Extracted records:
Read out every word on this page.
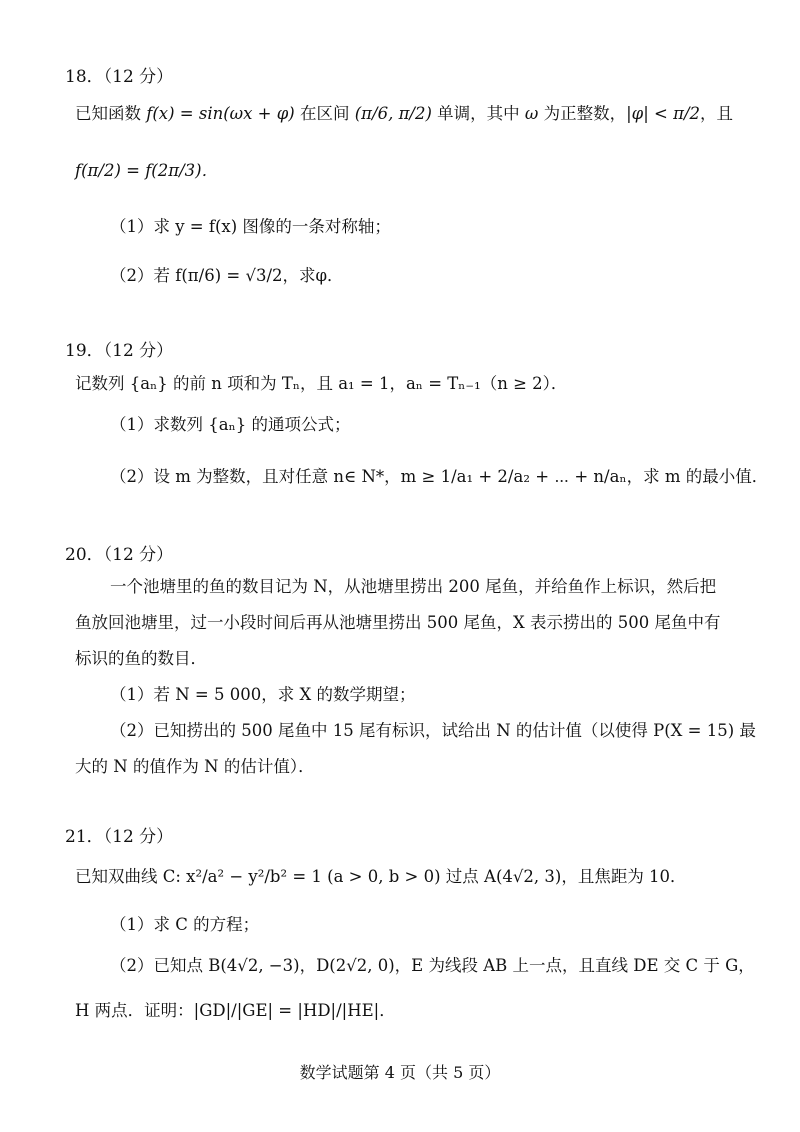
18．（12 分）
已知函数 f(x) = sin(ωx + φ) 在区间 (π/6, π/2) 单调，其中 ω 为正整数，|φ| < π/2，且
f(π/2) = f(2π/3)．
（1）求 y = f(x) 图像的一条对称轴；
（2）若 f(π/6) = √3/2，求φ．
19．（12 分）
记数列 {aₙ} 的前 n 项和为 Tₙ，且 a₁ = 1，aₙ = Tₙ₋₁（n ≥ 2）．
（1）求数列 {aₙ} 的通项公式；
（2）设 m 为整数，且对任意 n∈ N*，m ≥ 1/a₁ + 2/a₂ + ⋯ + n/aₙ，求 m 的最小值．
20．（12 分）
一个池塘里的鱼的数目记为 N，从池塘里捞出 200 尾鱼，并给鱼作上标识，然后把
鱼放回池塘里，过一小段时间后再从池塘里捞出 500 尾鱼，X 表示捞出的 500 尾鱼中有
标识的鱼的数目．
（1）若 N = 5 000，求 X 的数学期望；
（2）已知捞出的 500 尾鱼中 15 尾有标识，试给出 N 的估计值（以使得 P(X = 15) 最
大的 N 的值作为 N 的估计值）．
21．（12 分）
已知双曲线 C: x²/a² − y²/b² = 1 (a > 0, b > 0) 过点 A(4√2, 3)，且焦距为 10．
（1）求 C 的方程；
（2）已知点 B(4√2, −3)，D(2√2, 0)，E 为线段 AB 上一点，且直线 DE 交 C 于 G，
H 两点．证明：|GD|/|GE| = |HD|/|HE|．
数学试题第 4 页（共 5 页）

What you need to do:
Show every line of the records above that contains the word "的估计值".

Written answer:
（2）已知捞出的 500 尾鱼中 15 尾有标识，试给出 N 的估计值（以使得 P(X = 15) 最
大的 N 的值作为 N 的估计值）．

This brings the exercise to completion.